++++ Kutipan Dokumen ++++
Pemilu Dalam Catatan Partisipasi, Afirmasi dan Inklusifitas

oleh -133 views
oleh
133 views

Oleh : Rinawati S.IP, M.Si
Staff Pengajar di FISIPOL Universitas Ekasakti- Padang

Pemilihan umum merupakan pesta demokrasi, bentuk perhelatan demokrasi yang  menjadi bagian penting bagi perjalanan suatu bangsa. Tahun 2024 pesta demokrasi itu akan berlangsung untuk mengisi jabatan Politik di DPR RI, DPD RI, DPR Propinsi, DRD Kabupaten/Kota, Pemilihan Presiden dan Kepala Daerah.

Penyelenggaraan Pemilu, dilaksanakan dengan azas langsung, umum, bebas, rahasia, jujur, dan adil; turunan dari prinsip penyelenggaraannya yang meliputi: mandiri, jujur, adil, berkepastian hukum, tertib, terbuka, proporsional, profesional, akuntabel, efektif dan efisien. Pemilu menjadi cerminan demokrasi dalam perwujudan kedaulatan rakyat untuk dapat berpartisipasi aktif dalam setiap tahapan penyelenggaraan Pemilu.

Setiap warga negara yang telah memenuhi syarat-syarat untuk dapat memilih dan dipilih dalam proses Pemilu, berhak untuk berpartisipasi. Negara menjamin hak partisipasi dalam Pemilu, setiap warga negara Indonesia yang berumur 17 tahun atau lebih; sudah kawin; atau sudah pernah kawin. Dipilih dan memilih merupakah Hak Azazi Manusia yang melekat, juga untuk mengetahui segala informasi terkait penyelenggaraan Pemilu. Masyarakat diharapkan untuk dapat ikut pemilihan dan rasional dalam memilih.

Pelibatan Masyarakat dalam Pengawasan Pemilihan Umum

Keterlibatan aktif masyarakat menjadi sesuatu yang penting bagi terselenggaranya pemilu. Pemilu yang  pengaturan penyelenggaraannya bertujuan untuk:

Memperkuat sistem ketatanegaraan yang demokratis, mewujudkan pemilu yang adil dan berintegritas, menjamin konsistensi pengaturan sistem pemilu, memberikan kepastian hukum dan pencegahan duplikasi dalam pengaturan pemilu, sehingga terselenggara pemilu yang efektif dan efisien.

Bentuk keterlibatan aktif yang dapat dilakukan oleh masyarakat adalah : Hadir untuk menggunakan hak pilihnya, ikut serta secara aktif dalam setiap tahapan pemilu, melakukan pemantauan dan pengawasan Pemilu, melaporkan setiap pelanggaran yang ditemukan kepada pengawas Pemilu, mengikuti setiap perkembangan informasi terkait proses dan tahapan Pemilu.
++++
§ **Ketentuan Latihan**:
A – Buat ringkasan tulisan tentang pemilu dalam dua kalimat.
B – Ubah seluruh bagian tulisan tentang pemilu dari "Memperkuat sistem ketatanegaraan" turun sampai "yang efektif dan efisien." dengan mengganti "berintegritas" menjadi "bermartabat".
C – Menurut tulisan tentang pemilu, kepada siapa masyarakat melaporkan pelanggaran yang mereka temukan?
++++ Data Tercatat ++++
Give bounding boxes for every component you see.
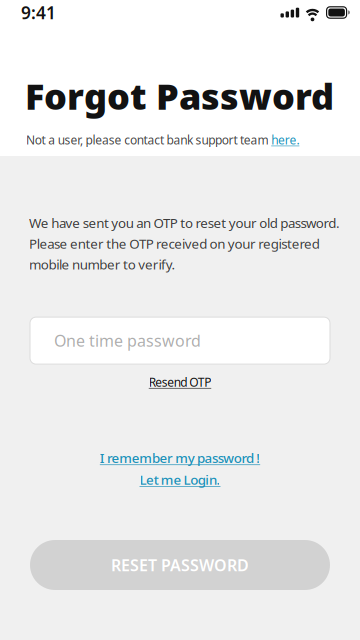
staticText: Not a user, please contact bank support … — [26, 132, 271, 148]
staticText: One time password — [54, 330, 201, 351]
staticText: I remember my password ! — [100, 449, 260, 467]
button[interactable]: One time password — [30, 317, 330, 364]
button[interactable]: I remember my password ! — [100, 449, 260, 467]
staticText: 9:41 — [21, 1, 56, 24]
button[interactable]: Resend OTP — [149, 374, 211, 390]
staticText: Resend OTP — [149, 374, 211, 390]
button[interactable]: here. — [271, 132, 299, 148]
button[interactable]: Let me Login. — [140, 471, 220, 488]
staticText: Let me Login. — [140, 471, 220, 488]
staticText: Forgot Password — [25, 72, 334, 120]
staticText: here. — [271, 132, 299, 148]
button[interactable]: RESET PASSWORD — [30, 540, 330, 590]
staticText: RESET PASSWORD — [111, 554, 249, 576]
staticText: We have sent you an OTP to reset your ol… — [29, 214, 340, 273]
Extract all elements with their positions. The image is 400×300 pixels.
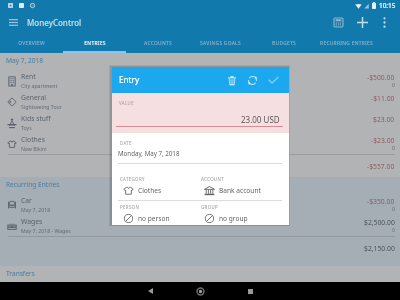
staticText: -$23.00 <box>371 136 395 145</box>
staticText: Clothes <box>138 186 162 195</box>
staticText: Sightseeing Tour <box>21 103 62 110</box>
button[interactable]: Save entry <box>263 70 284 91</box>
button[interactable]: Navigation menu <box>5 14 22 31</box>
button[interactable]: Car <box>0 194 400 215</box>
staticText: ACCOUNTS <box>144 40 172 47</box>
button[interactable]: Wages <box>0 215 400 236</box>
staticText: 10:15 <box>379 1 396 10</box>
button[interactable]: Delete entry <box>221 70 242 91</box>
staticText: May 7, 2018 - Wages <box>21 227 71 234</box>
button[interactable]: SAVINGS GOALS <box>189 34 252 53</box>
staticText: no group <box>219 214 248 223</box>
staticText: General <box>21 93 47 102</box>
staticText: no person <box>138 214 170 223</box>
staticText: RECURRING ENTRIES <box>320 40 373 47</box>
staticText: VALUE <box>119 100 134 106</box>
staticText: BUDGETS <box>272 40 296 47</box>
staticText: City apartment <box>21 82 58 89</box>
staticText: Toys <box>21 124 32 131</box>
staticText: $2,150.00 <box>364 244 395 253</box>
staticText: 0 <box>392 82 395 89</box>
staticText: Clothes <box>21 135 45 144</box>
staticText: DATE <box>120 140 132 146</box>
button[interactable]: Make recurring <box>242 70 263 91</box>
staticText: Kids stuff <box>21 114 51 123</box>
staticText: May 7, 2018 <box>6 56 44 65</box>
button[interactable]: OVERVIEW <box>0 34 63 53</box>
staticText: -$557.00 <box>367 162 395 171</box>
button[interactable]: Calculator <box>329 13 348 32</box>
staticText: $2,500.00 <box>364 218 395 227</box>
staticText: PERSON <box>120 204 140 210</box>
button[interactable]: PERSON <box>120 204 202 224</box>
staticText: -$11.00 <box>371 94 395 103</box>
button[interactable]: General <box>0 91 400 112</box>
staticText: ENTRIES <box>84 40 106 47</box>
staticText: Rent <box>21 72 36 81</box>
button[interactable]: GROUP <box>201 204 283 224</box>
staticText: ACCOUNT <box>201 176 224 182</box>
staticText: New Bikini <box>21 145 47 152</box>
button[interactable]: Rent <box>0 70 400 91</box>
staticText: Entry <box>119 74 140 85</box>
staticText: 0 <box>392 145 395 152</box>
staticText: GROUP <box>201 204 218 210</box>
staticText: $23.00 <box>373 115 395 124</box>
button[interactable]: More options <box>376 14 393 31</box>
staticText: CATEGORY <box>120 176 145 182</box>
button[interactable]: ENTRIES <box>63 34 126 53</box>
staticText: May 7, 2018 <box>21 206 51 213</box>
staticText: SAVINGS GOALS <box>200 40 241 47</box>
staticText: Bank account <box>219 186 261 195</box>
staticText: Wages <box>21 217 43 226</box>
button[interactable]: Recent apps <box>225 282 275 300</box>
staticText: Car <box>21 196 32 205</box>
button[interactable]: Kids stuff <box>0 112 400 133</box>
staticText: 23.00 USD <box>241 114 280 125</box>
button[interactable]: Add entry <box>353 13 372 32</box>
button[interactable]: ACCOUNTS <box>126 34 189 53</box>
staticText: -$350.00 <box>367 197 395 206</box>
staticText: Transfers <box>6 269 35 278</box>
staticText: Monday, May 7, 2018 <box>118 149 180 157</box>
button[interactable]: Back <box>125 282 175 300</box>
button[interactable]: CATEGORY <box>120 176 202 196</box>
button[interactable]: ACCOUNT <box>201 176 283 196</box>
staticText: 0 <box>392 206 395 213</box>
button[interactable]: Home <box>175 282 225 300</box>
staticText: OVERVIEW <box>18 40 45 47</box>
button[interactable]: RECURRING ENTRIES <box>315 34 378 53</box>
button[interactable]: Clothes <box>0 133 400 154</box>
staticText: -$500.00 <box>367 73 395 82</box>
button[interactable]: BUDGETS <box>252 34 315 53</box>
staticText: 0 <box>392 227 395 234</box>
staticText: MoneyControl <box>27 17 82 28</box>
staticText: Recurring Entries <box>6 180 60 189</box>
++++
§ **Kunci Jawaban**:
A – Pemilu adalah pesta demokrasi yang pada tahun 2024 akan mengisi jabatan politik, antara lain di DPR RI dan DPD RI, serta memilih presiden dan kepala daerah, dengan asas langsung, umum, bebas, rahasia, jujur, dan adil. Setiap warga negara yang memenuhi syarat berhak ikut serta, dan masyarakat bisa terlibat aktif dengan memakai hak pilihnya, memantau dan mengawasi Pemilu, serta melaporkan pelanggaran kepada pengawas Pemilu.

B –
Memperkuat sistem ketatanegaraan yang demokratis, mewujudkan pemilu yang adil dan bermartabat, menjamin konsistensi pengaturan sistem pemilu, memberikan kepastian hukum dan pencegahan duplikasi dalam pengaturan pemilu, sehingga terselenggara pemilu yang efektif dan efisien.

C – Kepada pengawas Pemilu.